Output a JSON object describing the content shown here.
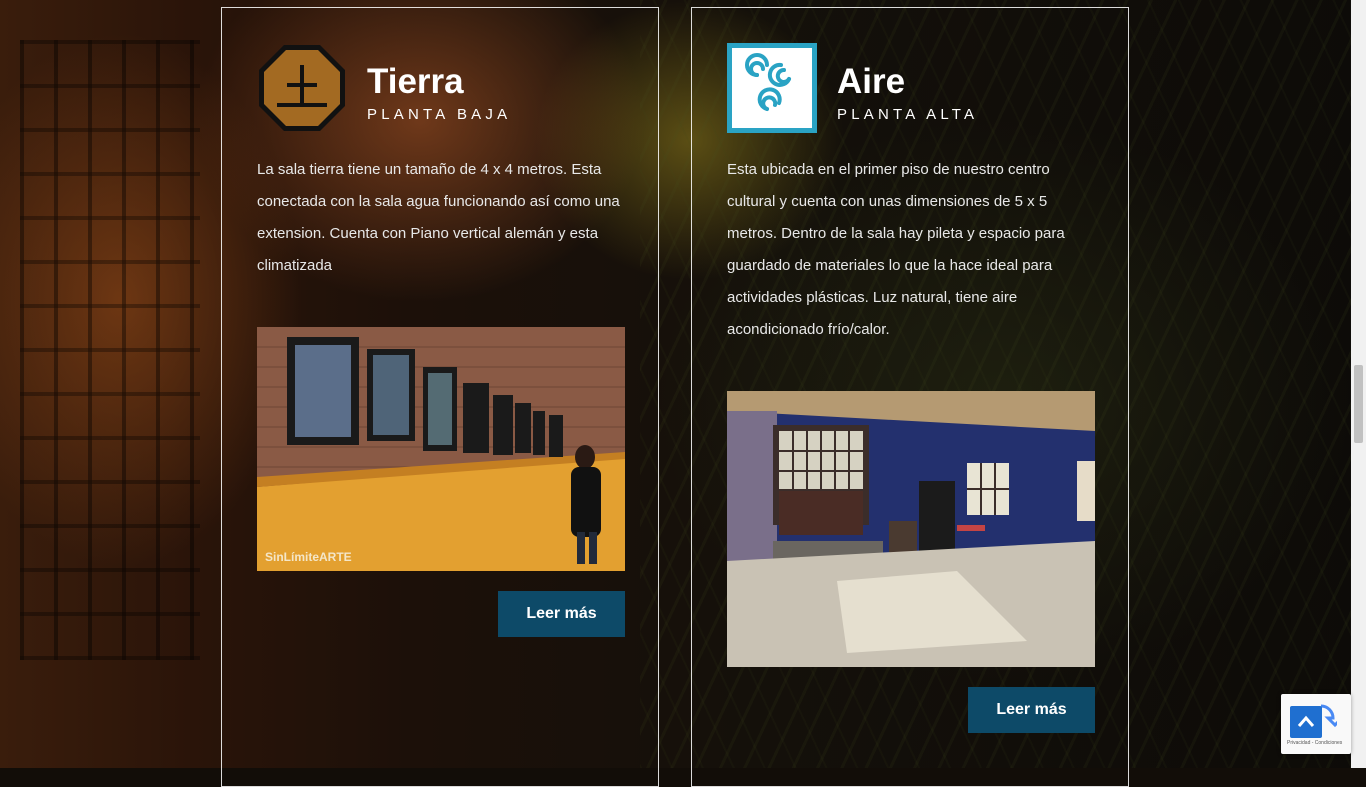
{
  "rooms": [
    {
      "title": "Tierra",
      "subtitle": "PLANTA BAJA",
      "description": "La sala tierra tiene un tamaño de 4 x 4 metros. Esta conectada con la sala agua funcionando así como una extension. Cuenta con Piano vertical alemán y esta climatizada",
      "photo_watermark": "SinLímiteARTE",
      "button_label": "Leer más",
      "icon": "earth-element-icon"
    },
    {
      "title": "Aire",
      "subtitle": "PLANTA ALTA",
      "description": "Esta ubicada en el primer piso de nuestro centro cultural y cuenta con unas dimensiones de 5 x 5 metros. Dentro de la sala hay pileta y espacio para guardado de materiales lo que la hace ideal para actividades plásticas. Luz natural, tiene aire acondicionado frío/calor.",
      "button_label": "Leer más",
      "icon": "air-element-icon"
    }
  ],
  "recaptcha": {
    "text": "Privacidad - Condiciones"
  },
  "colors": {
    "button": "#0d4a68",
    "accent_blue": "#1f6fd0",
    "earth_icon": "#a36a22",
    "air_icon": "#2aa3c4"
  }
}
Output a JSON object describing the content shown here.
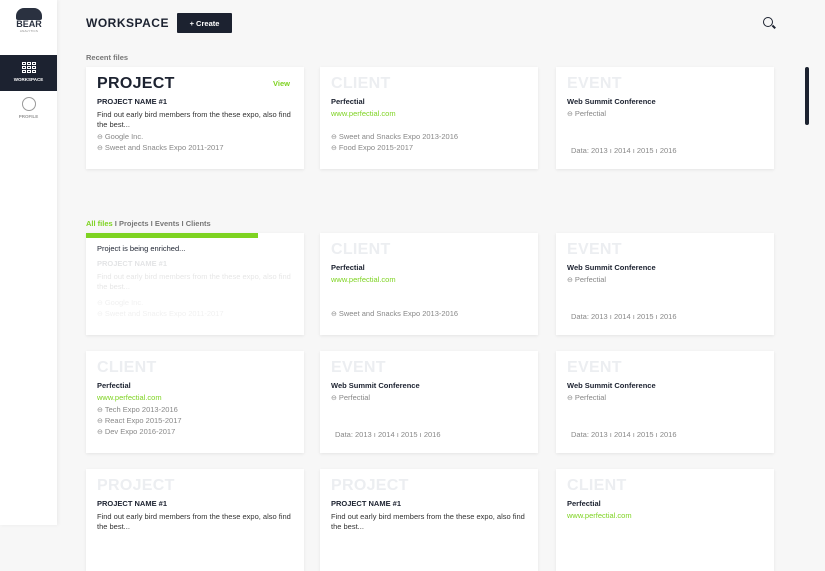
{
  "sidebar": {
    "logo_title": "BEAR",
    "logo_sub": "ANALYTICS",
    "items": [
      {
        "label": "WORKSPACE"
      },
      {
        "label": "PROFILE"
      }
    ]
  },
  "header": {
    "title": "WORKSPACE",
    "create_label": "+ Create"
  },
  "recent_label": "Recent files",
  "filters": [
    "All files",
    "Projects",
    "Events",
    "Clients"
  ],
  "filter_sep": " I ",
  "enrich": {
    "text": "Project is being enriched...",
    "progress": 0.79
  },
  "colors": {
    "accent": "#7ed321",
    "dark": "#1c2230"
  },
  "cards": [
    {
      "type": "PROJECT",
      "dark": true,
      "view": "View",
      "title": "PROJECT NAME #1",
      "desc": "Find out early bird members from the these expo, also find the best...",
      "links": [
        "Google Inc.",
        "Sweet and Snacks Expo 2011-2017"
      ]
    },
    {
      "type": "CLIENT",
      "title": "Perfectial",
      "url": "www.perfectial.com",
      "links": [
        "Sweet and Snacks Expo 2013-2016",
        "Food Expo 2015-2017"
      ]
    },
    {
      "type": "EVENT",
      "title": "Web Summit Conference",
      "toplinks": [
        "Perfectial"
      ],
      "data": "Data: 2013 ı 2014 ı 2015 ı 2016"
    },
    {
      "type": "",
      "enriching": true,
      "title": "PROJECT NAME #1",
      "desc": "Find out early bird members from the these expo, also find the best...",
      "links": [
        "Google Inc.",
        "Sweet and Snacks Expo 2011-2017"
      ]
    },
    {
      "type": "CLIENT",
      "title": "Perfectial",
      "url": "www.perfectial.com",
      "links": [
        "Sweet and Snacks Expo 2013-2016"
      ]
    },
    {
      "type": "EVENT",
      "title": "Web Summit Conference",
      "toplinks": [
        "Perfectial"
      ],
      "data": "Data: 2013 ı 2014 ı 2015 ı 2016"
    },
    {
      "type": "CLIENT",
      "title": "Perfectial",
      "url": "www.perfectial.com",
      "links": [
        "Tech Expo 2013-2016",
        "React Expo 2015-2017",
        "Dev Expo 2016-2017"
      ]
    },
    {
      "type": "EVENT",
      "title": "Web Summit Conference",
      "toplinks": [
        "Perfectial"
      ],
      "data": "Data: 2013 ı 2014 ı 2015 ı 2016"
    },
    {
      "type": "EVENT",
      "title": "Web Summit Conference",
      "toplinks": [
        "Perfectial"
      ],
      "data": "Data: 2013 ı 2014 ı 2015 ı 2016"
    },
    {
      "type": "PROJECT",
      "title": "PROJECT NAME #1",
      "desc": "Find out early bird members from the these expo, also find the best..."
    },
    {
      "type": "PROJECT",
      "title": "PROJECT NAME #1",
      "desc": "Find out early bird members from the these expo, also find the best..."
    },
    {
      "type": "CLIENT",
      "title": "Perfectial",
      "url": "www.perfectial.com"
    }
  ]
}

***

→ **AIM**
Print the entries above exactly, taking out only the pictures.

→ **WRITTEN RESPONSE**
Output a JSON object describing the content shown here.
{
  "rooms": [
    {
      "title": "Tierra",
      "subtitle": "PLANTA BAJA",
      "description": "La sala tierra tiene un tamaño de 4 x 4 metros. Esta conectada con la sala agua funcionando así como una extension. Cuenta con Piano vertical alemán y esta climatizada",
      "photo_watermark": "SinLímiteARTE",
      "button_label": "Leer más",
      "icon": "earth-element-icon"
    },
    {
      "title": "Aire",
      "subtitle": "PLANTA ALTA",
      "description": "Esta ubicada en el primer piso de nuestro centro cultural y cuenta con unas dimensiones de 5 x 5 metros. Dentro de la sala hay pileta y espacio para guardado de materiales lo que la hace ideal para actividades plásticas. Luz natural, tiene aire acondicionado frío/calor.",
      "button_label": "Leer más",
      "icon": "air-element-icon"
    }
  ],
  "recaptcha": {
    "text": "Privacidad - Condiciones"
  },
  "colors": {
    "button": "#0d4a68",
    "accent_blue": "#1f6fd0",
    "earth_icon": "#a36a22",
    "air_icon": "#2aa3c4"
  }
}
Output a JSON object describing the content shown here.
{
  "sidebar": {
    "logo_title": "BEAR",
    "logo_sub": "ANALYTICS",
    "items": [
      {
        "label": "WORKSPACE"
      },
      {
        "label": "PROFILE"
      }
    ]
  },
  "header": {
    "title": "WORKSPACE",
    "create_label": "+ Create"
  },
  "recent_label": "Recent files",
  "filters": [
    "All files",
    "Projects",
    "Events",
    "Clients"
  ],
  "filter_sep": " I ",
  "enrich": {
    "text": "Project is being enriched...",
    "progress": 0.79
  },
  "colors": {
    "accent": "#7ed321",
    "dark": "#1c2230"
  },
  "cards": [
    {
      "type": "PROJECT",
      "dark": true,
      "view": "View",
      "title": "PROJECT NAME #1",
      "desc": "Find out early bird members from the these expo, also find the best...",
      "links": [
        "Google Inc.",
        "Sweet and Snacks Expo 2011-2017"
      ]
    },
    {
      "type": "CLIENT",
      "title": "Perfectial",
      "url": "www.perfectial.com",
      "links": [
        "Sweet and Snacks Expo 2013-2016",
        "Food Expo 2015-2017"
      ]
    },
    {
      "type": "EVENT",
      "title": "Web Summit Conference",
      "toplinks": [
        "Perfectial"
      ],
      "data": "Data: 2013 ı 2014 ı 2015 ı 2016"
    },
    {
      "type": "",
      "enriching": true,
      "title": "PROJECT NAME #1",
      "desc": "Find out early bird members from the these expo, also find the best...",
      "links": [
        "Google Inc.",
        "Sweet and Snacks Expo 2011-2017"
      ]
    },
    {
      "type": "CLIENT",
      "title": "Perfectial",
      "url": "www.perfectial.com",
      "links": [
        "Sweet and Snacks Expo 2013-2016"
      ]
    },
    {
      "type": "EVENT",
      "title": "Web Summit Conference",
      "toplinks": [
        "Perfectial"
      ],
      "data": "Data: 2013 ı 2014 ı 2015 ı 2016"
    },
    {
      "type": "CLIENT",
      "title": "Perfectial",
      "url": "www.perfectial.com",
      "links": [
        "Tech Expo 2013-2016",
        "React Expo 2015-2017",
        "Dev Expo 2016-2017"
      ]
    },
    {
      "type": "EVENT",
      "title": "Web Summit Conference",
      "toplinks": [
        "Perfectial"
      ],
      "data": "Data: 2013 ı 2014 ı 2015 ı 2016"
    },
    {
      "type": "EVENT",
      "title": "Web Summit Conference",
      "toplinks": [
        "Perfectial"
      ],
      "data": "Data: 2013 ı 2014 ı 2015 ı 2016"
    },
    {
      "type": "PROJECT",
      "title": "PROJECT NAME #1",
      "desc": "Find out early bird members from the these expo, also find the best..."
    },
    {
      "type": "PROJECT",
      "title": "PROJECT NAME #1",
      "desc": "Find out early bird members from the these expo, also find the best..."
    },
    {
      "type": "CLIENT",
      "title": "Perfectial",
      "url": "www.perfectial.com"
    }
  ]
}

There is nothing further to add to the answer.